» GOAL OF THE EXERCISE
Which lines hold the word "animation"? Copy each of them from the material.

» DATASET
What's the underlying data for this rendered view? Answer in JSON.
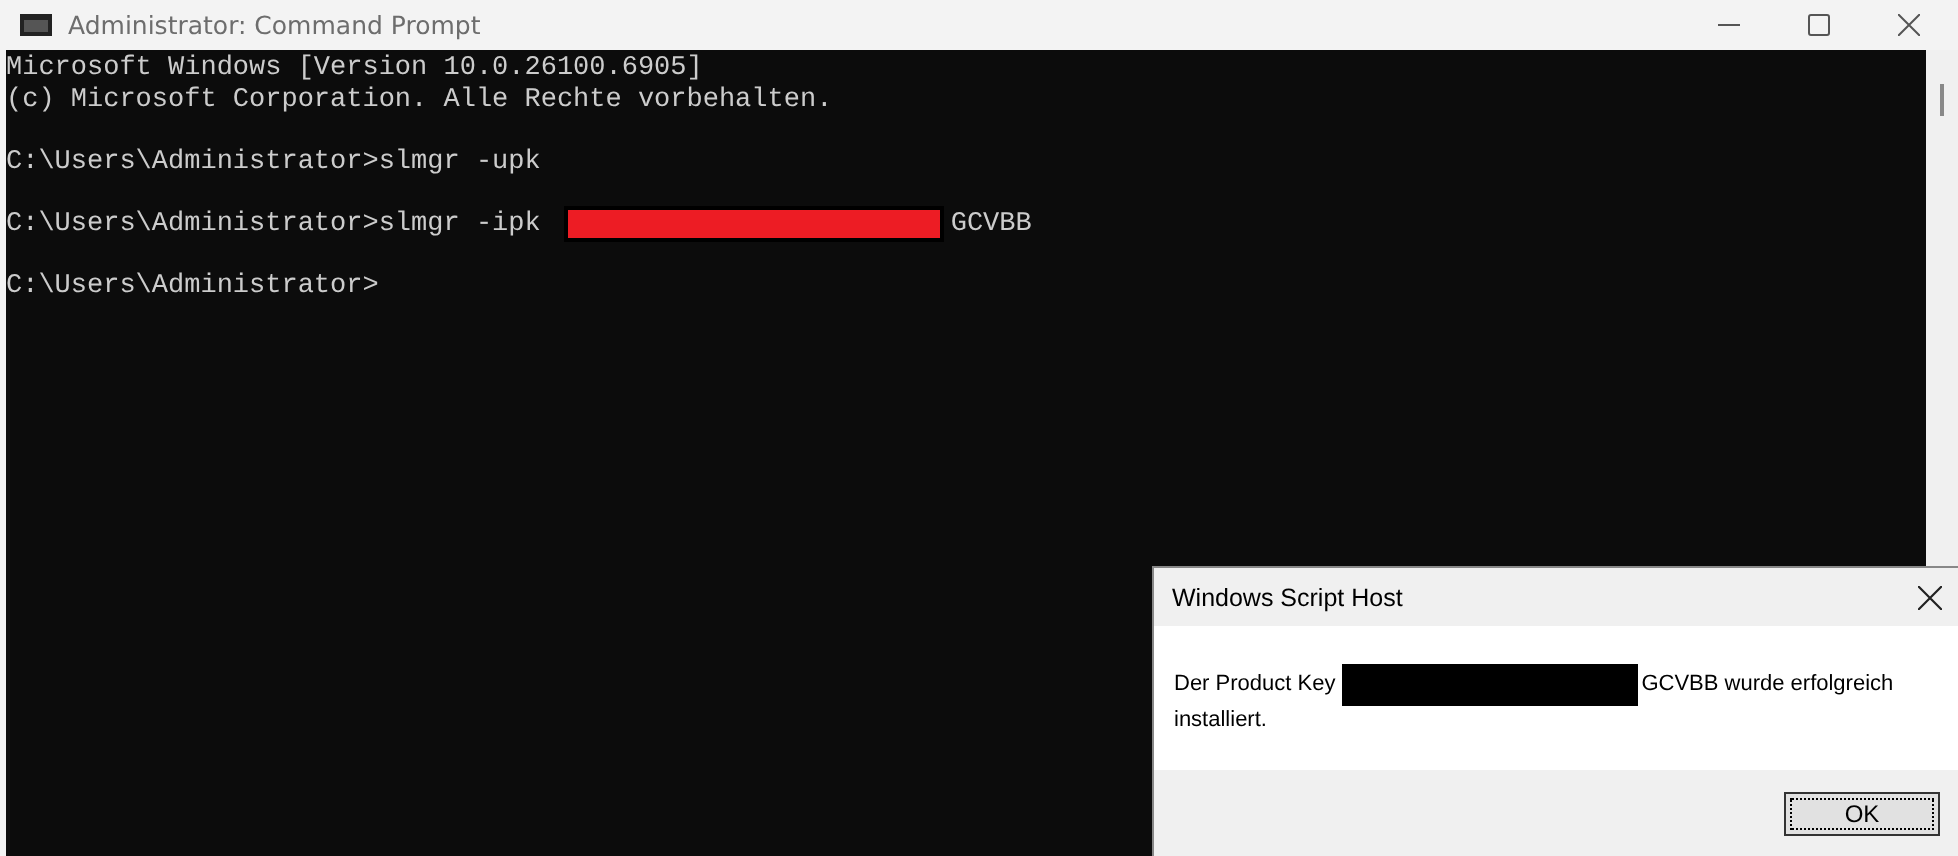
{
  "console": {
    "title": "Administrator: Command Prompt",
    "lines": [
      {
        "kind": "text",
        "segments": [
          {
            "kind": "text",
            "text": "Microsoft Windows [Version 10.0.26100.6905]"
          }
        ]
      },
      {
        "kind": "text",
        "segments": [
          {
            "kind": "text",
            "text": "(c) Microsoft Corporation. Alle Rechte vorbehalten."
          }
        ]
      },
      {
        "kind": "blank"
      },
      {
        "kind": "text",
        "segments": [
          {
            "kind": "text",
            "text": "C:\\Users\\Administrator>slmgr -upk"
          }
        ]
      },
      {
        "kind": "blank"
      },
      {
        "kind": "text",
        "segments": [
          {
            "kind": "text",
            "text": "C:\\Users\\Administrator>slmgr -ipk"
          },
          {
            "kind": "redaction"
          },
          {
            "kind": "text",
            "text": "GCVBB"
          }
        ]
      },
      {
        "kind": "blank"
      },
      {
        "kind": "text",
        "segments": [
          {
            "kind": "text",
            "text": "C:\\Users\\Administrator>"
          }
        ]
      }
    ]
  },
  "dialog": {
    "title": "Windows Script Host",
    "message": [
      {
        "kind": "text",
        "text": "Der Product Key"
      },
      {
        "kind": "redaction"
      },
      {
        "kind": "text",
        "text": "GCVBB wurde erfolgreich"
      },
      {
        "kind": "text",
        "text": "installiert."
      }
    ],
    "button": "OK"
  }
}
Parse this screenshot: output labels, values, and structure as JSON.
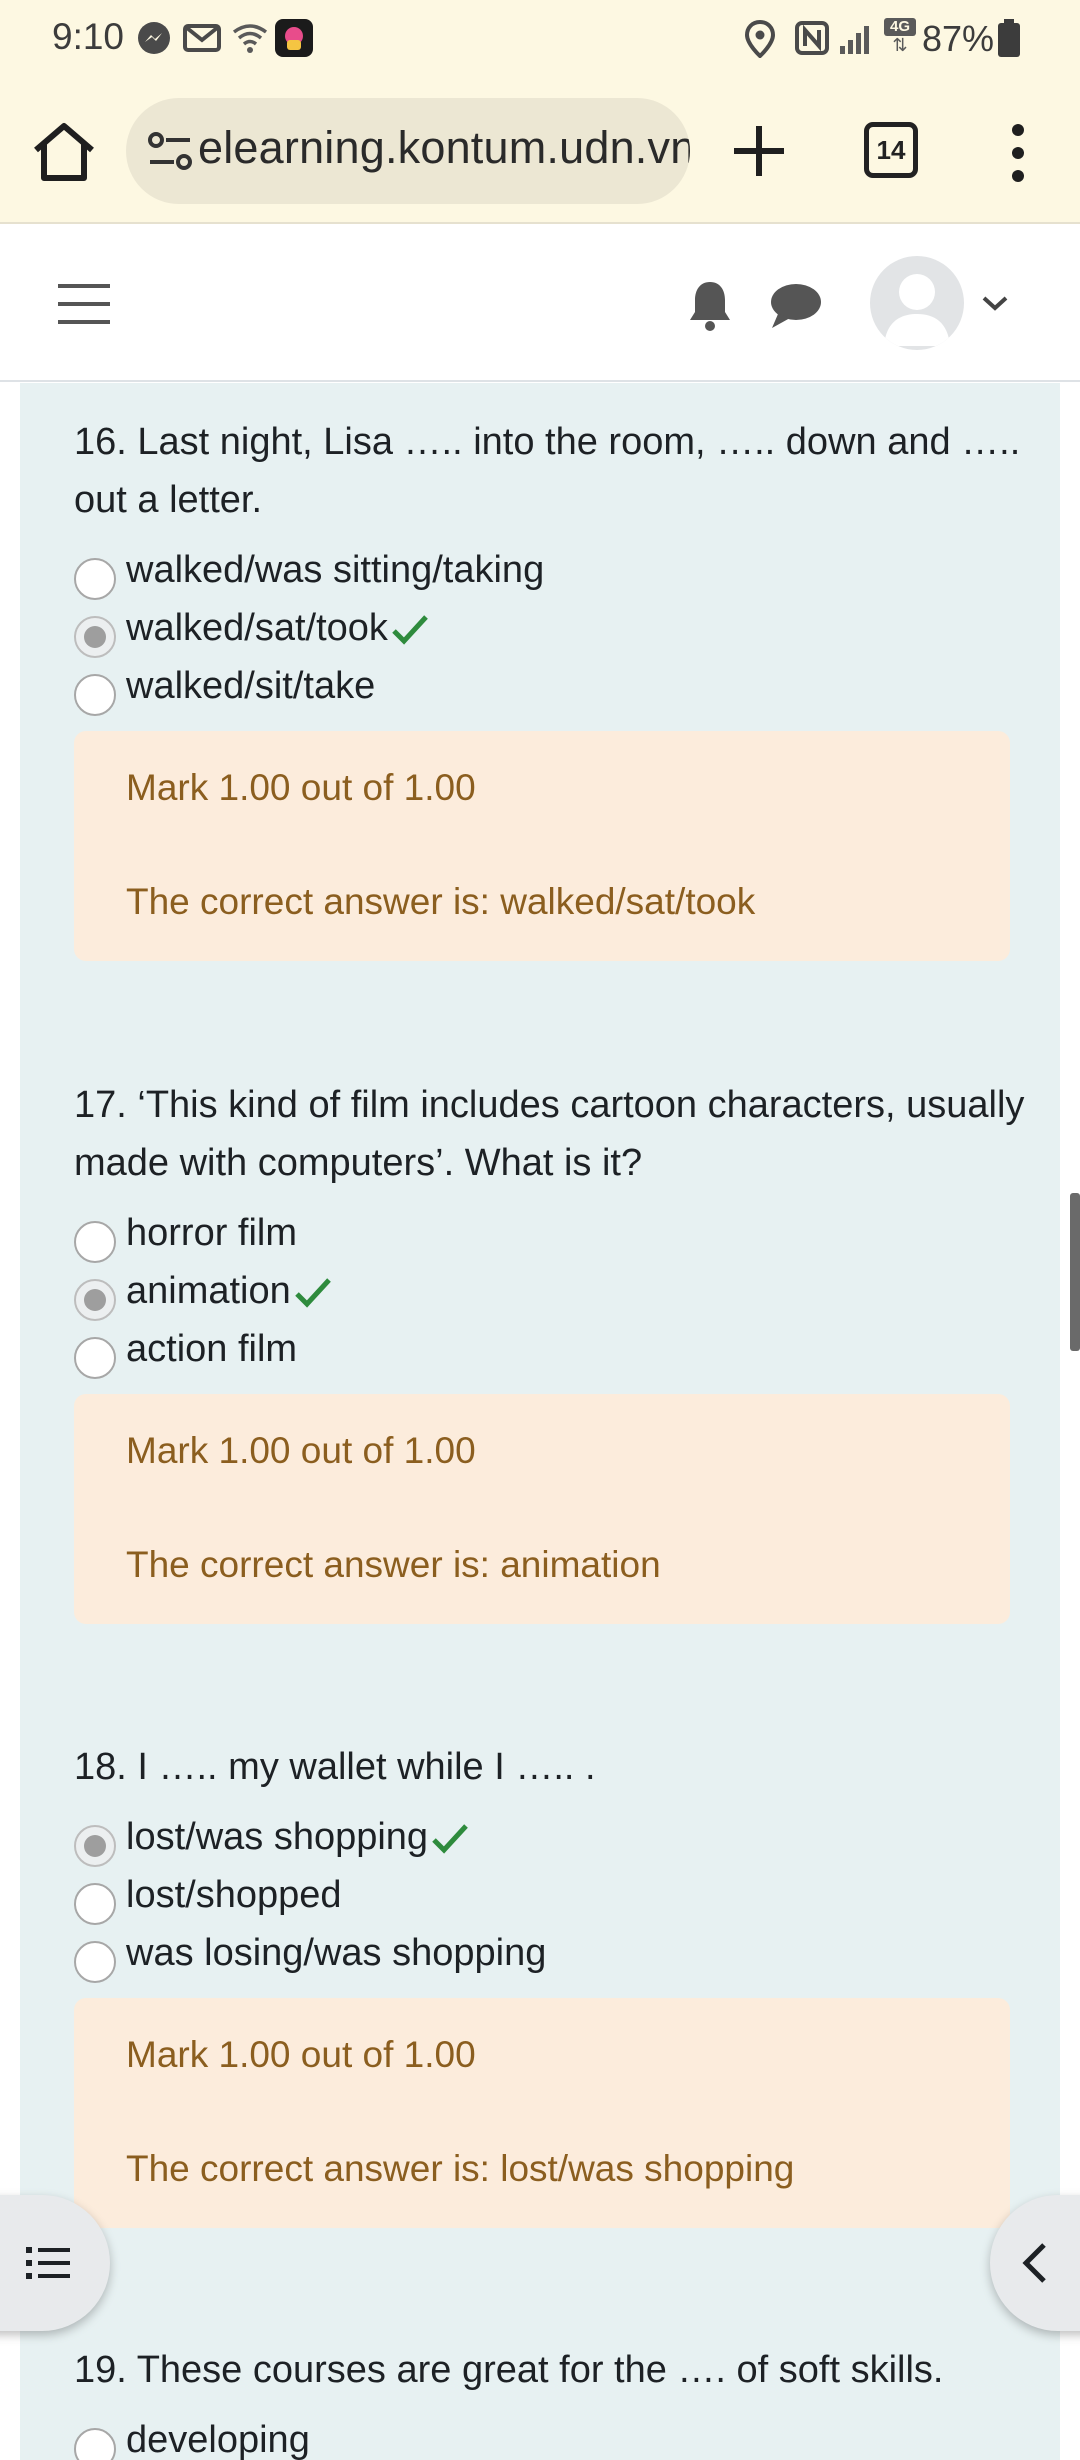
{
  "status_bar": {
    "time": "9:10",
    "battery": "87%",
    "network": "4G",
    "icons": [
      "messenger-icon",
      "missed-call-icon",
      "wifi-icon",
      "app-icon",
      "location-icon",
      "nfc-icon",
      "signal-icon",
      "battery-icon"
    ]
  },
  "browser": {
    "url": "elearning.kontum.udn.vn",
    "tab_count": "14",
    "icons": [
      "home-icon",
      "site-info-icon",
      "plus-icon",
      "more-vert-icon"
    ]
  },
  "navbar": {
    "icons": [
      "hamburger-icon",
      "bell-icon",
      "chat-icon",
      "avatar-icon",
      "chevron-down-icon"
    ]
  },
  "questions": [
    {
      "text": "16. Last night, Lisa ….. into the room, ….. down and ….. out a letter.",
      "options": [
        {
          "label": "walked/was sitting/taking",
          "selected": false,
          "correct": false
        },
        {
          "label": "walked/sat/took",
          "selected": true,
          "correct": true
        },
        {
          "label": "walked/sit/take",
          "selected": false,
          "correct": false
        }
      ],
      "mark": "Mark 1.00 out of 1.00",
      "correct_answer": "The correct answer is: walked/sat/took"
    },
    {
      "text": "17. ‘This kind of film includes cartoon characters, usually made with computers’. What is it?",
      "options": [
        {
          "label": "horror film",
          "selected": false,
          "correct": false
        },
        {
          "label": "animation",
          "selected": true,
          "correct": true
        },
        {
          "label": "action film",
          "selected": false,
          "correct": false
        }
      ],
      "mark": "Mark 1.00 out of 1.00",
      "correct_answer": "The correct answer is: animation"
    },
    {
      "text": "18. I ….. my wallet while I ….. .",
      "options": [
        {
          "label": "lost/was shopping",
          "selected": true,
          "correct": true
        },
        {
          "label": "lost/shopped",
          "selected": false,
          "correct": false
        },
        {
          "label": "was losing/was shopping",
          "selected": false,
          "correct": false
        }
      ],
      "mark": "Mark 1.00 out of 1.00",
      "correct_answer": "The correct answer is: lost/was shopping"
    },
    {
      "text": "19. These courses are great for the …. of soft skills.",
      "options": [
        {
          "label": "developing",
          "selected": false,
          "correct": false
        }
      ]
    }
  ],
  "colors": {
    "browser_bg": "#fdf8e2",
    "content_bg": "#e7f1f2",
    "feedback_bg": "#fcecdc",
    "feedback_text": "#8b5e1f",
    "correct_tick": "#2e8b3d"
  },
  "floating": {
    "left_icon": "list-icon",
    "right_icon": "chevron-left-icon"
  }
}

» FINAL ANSWER
          "label": "animation",
      "correct_answer": "The correct answer is: animation"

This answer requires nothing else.